PROBLEM REQUIREMENTS: From the post on the Senate's prescription drug monitoring bill below, print the passage beginning with "Senate Perfects Schaaf" and running through "go far enough.".

TEXT SHOWN:
** begin **

Thursday, February 23, 2017

 

Senate Perfects Schaaf Compromise of PDMP

Yesterday the Senate debated the Real ID compromise proposed by Sen. Ryan Silvey for a while then set the bill aside.  That debate centered on the tension between privacy concerns and quality of life.

The next bill had the same debate at its center.  Sen. Rob Schaaf offered his prescription drug monitoring program bill.  Schaaf has been an effective roadblock to other proposals in this arena.  But his compromise – which was amended – may be acceptable to advocates.  We’ll see.

The Senate perfected the bill 20-13.  The opposition (Sens. Chappelle-Nadal, Curls, Eigel, Emery, Hoskins, Koenig, Kraus, Nasheed, Onder, Sater, Schupp, Walsh, Wieland) included folks who thought it went too far, and folks who thought it didn’t go far enough.

** end **

Stored items from a collection:
** begin **

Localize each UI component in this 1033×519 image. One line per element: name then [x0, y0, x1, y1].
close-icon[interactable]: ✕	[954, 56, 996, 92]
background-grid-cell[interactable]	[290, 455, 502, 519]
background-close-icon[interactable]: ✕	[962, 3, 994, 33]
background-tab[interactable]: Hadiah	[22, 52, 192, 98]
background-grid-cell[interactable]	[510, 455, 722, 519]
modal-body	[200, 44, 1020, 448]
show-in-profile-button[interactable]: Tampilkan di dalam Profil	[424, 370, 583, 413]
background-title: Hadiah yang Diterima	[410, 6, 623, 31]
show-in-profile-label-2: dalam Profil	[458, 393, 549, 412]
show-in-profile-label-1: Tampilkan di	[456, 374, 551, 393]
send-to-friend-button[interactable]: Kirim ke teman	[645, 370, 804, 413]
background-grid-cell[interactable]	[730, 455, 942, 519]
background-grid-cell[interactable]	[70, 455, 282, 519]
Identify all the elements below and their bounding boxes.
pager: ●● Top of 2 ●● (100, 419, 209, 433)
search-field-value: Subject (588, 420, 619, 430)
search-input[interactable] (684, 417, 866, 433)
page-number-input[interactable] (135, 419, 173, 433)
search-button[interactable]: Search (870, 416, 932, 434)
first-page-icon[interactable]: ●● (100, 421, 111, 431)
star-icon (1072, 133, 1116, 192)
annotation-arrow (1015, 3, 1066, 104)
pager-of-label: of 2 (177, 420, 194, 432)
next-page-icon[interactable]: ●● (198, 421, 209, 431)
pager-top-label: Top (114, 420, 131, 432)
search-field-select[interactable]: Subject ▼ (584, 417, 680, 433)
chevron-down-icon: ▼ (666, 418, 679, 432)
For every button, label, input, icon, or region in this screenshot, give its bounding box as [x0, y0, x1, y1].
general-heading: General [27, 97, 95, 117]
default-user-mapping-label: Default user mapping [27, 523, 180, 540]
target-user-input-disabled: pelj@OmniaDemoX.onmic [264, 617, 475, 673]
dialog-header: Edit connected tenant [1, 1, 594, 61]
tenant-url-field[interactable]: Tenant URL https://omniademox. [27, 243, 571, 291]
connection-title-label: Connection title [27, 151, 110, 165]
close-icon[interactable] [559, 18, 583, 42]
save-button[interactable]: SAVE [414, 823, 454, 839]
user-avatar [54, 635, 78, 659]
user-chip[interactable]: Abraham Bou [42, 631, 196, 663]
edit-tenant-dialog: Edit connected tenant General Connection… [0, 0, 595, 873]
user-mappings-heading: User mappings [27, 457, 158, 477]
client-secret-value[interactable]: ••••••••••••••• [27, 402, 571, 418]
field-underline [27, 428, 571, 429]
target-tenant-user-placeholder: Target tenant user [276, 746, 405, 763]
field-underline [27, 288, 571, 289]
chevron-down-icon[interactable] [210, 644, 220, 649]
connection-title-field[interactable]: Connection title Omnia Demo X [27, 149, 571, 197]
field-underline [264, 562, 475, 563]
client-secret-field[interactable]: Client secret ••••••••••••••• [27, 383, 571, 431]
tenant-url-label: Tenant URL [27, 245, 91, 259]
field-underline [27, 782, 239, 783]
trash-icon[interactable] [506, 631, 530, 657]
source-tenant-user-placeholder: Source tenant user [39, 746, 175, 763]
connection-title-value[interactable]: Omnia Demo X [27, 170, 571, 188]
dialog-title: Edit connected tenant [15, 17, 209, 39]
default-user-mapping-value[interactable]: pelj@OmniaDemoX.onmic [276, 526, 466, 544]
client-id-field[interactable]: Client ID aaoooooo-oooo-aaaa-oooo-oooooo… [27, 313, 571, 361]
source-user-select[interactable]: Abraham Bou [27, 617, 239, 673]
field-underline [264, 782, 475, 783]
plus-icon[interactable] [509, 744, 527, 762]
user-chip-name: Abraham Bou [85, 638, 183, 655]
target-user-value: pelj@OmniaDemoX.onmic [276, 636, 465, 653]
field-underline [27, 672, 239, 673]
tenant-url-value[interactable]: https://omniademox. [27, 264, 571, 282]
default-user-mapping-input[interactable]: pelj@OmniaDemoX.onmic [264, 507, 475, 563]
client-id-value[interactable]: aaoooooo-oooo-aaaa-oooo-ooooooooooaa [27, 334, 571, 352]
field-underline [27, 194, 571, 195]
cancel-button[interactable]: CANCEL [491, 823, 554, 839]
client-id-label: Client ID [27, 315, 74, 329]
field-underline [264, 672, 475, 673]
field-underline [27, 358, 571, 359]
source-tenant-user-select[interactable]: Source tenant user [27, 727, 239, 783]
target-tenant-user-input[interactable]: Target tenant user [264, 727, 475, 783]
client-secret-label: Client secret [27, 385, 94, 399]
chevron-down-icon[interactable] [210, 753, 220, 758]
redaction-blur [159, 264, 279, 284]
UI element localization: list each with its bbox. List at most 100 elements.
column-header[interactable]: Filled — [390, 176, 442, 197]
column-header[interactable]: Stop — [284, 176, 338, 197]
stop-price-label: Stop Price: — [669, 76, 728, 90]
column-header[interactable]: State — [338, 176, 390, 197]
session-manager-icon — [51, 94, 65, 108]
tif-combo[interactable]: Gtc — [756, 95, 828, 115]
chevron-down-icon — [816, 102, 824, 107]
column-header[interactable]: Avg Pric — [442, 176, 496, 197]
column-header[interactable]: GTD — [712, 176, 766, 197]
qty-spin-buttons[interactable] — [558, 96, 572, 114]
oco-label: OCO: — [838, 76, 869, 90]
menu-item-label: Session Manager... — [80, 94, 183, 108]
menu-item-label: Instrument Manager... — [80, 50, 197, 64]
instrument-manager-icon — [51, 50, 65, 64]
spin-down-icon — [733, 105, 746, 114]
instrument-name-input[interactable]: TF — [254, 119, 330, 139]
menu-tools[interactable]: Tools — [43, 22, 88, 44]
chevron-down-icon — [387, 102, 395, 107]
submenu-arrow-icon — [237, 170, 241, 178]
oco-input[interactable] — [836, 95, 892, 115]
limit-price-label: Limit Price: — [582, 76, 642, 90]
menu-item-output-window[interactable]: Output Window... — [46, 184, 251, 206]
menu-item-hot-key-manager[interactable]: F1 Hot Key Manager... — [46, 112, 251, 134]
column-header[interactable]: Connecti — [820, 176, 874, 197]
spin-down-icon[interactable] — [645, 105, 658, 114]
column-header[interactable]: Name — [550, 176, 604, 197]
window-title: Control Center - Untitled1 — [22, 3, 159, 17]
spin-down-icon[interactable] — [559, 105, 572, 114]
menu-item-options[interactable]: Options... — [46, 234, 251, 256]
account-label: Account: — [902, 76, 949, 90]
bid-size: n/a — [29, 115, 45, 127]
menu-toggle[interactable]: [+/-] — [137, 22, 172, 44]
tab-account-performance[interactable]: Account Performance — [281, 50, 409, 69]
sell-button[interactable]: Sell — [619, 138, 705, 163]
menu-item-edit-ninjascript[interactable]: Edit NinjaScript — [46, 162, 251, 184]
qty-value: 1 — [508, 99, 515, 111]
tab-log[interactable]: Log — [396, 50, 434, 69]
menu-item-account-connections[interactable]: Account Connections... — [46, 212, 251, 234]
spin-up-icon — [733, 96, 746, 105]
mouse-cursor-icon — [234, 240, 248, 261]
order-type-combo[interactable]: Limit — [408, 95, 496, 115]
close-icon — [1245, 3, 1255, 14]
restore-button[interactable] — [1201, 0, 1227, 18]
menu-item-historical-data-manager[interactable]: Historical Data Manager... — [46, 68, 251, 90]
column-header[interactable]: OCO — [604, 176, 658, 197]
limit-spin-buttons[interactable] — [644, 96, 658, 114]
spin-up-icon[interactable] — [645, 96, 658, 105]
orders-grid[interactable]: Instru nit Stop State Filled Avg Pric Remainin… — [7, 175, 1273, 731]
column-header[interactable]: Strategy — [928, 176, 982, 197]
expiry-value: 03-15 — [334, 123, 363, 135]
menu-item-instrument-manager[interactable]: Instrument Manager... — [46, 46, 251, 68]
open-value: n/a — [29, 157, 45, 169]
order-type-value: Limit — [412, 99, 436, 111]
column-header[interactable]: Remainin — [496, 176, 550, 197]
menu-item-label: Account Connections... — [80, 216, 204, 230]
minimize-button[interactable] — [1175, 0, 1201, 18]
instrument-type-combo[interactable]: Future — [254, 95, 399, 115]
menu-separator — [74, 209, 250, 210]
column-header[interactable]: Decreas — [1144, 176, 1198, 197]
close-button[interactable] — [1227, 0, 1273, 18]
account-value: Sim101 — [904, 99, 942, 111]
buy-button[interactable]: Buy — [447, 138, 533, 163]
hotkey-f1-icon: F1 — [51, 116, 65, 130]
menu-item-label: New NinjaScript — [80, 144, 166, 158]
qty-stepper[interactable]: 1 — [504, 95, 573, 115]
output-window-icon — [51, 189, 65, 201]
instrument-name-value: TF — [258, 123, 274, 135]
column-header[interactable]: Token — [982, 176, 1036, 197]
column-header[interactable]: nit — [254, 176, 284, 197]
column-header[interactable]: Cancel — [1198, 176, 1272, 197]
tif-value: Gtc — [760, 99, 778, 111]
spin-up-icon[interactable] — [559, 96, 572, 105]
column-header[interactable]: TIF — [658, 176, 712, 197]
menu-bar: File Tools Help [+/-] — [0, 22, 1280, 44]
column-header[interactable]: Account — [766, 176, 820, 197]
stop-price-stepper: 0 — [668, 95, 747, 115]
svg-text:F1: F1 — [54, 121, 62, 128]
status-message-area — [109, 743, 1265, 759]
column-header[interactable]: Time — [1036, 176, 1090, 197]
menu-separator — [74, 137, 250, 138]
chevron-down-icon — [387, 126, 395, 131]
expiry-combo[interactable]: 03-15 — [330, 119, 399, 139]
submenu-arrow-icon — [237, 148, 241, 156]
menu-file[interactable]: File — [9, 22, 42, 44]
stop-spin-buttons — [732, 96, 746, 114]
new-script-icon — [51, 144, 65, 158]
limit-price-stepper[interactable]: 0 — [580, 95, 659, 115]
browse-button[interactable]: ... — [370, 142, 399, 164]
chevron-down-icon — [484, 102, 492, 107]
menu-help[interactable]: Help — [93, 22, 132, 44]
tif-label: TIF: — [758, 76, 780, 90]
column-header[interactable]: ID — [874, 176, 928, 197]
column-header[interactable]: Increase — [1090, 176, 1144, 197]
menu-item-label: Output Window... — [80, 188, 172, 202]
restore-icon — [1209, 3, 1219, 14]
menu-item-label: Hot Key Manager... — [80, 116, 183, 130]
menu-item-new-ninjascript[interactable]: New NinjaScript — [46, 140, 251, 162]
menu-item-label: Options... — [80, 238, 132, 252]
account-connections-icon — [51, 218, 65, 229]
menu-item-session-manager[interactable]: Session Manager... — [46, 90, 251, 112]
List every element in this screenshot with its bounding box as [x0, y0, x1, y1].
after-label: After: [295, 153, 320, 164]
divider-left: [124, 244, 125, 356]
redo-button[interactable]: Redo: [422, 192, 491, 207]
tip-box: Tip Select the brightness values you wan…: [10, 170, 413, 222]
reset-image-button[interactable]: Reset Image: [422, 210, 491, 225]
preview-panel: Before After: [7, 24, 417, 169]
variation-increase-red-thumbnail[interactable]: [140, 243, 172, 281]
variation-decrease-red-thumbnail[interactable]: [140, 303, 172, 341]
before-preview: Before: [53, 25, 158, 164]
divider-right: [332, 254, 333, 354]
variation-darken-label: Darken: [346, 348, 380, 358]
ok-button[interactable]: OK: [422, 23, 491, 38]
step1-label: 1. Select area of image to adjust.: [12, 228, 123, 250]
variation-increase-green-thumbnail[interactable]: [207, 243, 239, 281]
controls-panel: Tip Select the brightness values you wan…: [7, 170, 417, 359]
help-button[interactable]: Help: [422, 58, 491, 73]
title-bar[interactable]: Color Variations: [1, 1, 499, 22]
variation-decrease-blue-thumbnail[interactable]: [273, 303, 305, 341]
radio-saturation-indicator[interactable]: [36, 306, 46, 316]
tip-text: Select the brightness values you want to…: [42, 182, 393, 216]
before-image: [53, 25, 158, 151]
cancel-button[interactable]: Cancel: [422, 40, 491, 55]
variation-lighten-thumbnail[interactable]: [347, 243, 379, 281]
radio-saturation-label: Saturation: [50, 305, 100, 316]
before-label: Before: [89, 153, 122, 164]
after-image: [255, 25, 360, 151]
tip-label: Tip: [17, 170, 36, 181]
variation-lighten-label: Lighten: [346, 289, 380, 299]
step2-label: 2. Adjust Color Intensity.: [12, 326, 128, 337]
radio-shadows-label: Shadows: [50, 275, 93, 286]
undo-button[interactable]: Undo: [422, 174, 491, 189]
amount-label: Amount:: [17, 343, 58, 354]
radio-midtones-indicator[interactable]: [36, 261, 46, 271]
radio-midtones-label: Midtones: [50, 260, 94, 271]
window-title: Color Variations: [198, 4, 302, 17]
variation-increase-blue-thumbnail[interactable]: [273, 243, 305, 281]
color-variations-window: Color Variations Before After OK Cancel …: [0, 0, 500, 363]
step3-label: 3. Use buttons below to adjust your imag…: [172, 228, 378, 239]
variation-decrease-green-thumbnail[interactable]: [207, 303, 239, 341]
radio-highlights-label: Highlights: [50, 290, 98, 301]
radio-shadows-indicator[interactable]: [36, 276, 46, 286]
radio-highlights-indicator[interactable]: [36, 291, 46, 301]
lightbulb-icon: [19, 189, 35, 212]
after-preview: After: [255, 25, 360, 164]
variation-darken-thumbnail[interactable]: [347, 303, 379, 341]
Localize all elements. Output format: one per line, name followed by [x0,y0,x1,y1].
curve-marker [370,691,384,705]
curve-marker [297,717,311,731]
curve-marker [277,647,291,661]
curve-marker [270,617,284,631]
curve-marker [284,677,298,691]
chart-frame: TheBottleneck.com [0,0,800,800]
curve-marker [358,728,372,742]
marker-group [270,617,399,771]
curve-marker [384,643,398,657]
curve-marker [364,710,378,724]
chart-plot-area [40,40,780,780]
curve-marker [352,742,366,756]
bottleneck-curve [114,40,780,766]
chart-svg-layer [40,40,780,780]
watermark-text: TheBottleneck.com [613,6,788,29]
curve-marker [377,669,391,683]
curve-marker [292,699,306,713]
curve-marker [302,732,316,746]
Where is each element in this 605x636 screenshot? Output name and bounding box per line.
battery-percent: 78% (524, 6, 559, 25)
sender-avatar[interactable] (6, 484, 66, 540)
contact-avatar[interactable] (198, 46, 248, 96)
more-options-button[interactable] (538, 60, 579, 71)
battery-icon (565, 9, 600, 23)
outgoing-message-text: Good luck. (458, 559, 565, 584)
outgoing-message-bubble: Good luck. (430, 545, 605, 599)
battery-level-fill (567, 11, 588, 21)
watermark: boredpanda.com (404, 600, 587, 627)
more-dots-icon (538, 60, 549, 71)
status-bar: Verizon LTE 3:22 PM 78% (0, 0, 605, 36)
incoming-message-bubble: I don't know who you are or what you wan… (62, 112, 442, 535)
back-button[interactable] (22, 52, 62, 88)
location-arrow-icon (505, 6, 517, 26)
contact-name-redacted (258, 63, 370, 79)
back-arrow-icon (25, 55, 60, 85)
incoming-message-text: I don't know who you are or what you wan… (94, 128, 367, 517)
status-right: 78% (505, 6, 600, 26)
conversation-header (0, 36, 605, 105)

** end **

WRITTEN ANSWER:
Senate Perfects Schaaf Compromise of PDMP

Yesterday the Senate debated the Real ID compromise proposed by Sen. Ryan Silvey for a while then set the bill aside.  That debate centered on the tension between privacy concerns and quality of life.

The next bill had the same debate at its center.  Sen. Rob Schaaf offered his prescription drug monitoring program bill.  Schaaf has been an effective roadblock to other proposals in this arena.  But his compromise – which was amended – may be acceptable to advocates.  We’ll see.

The Senate perfected the bill 20-13.  The opposition (Sens. Chappelle-Nadal, Curls, Eigel, Emery, Hoskins, Koenig, Kraus, Nasheed, Onder, Sater, Schupp, Walsh, Wieland) included folks who thought it went too far, and folks who thought it didn’t go far enough.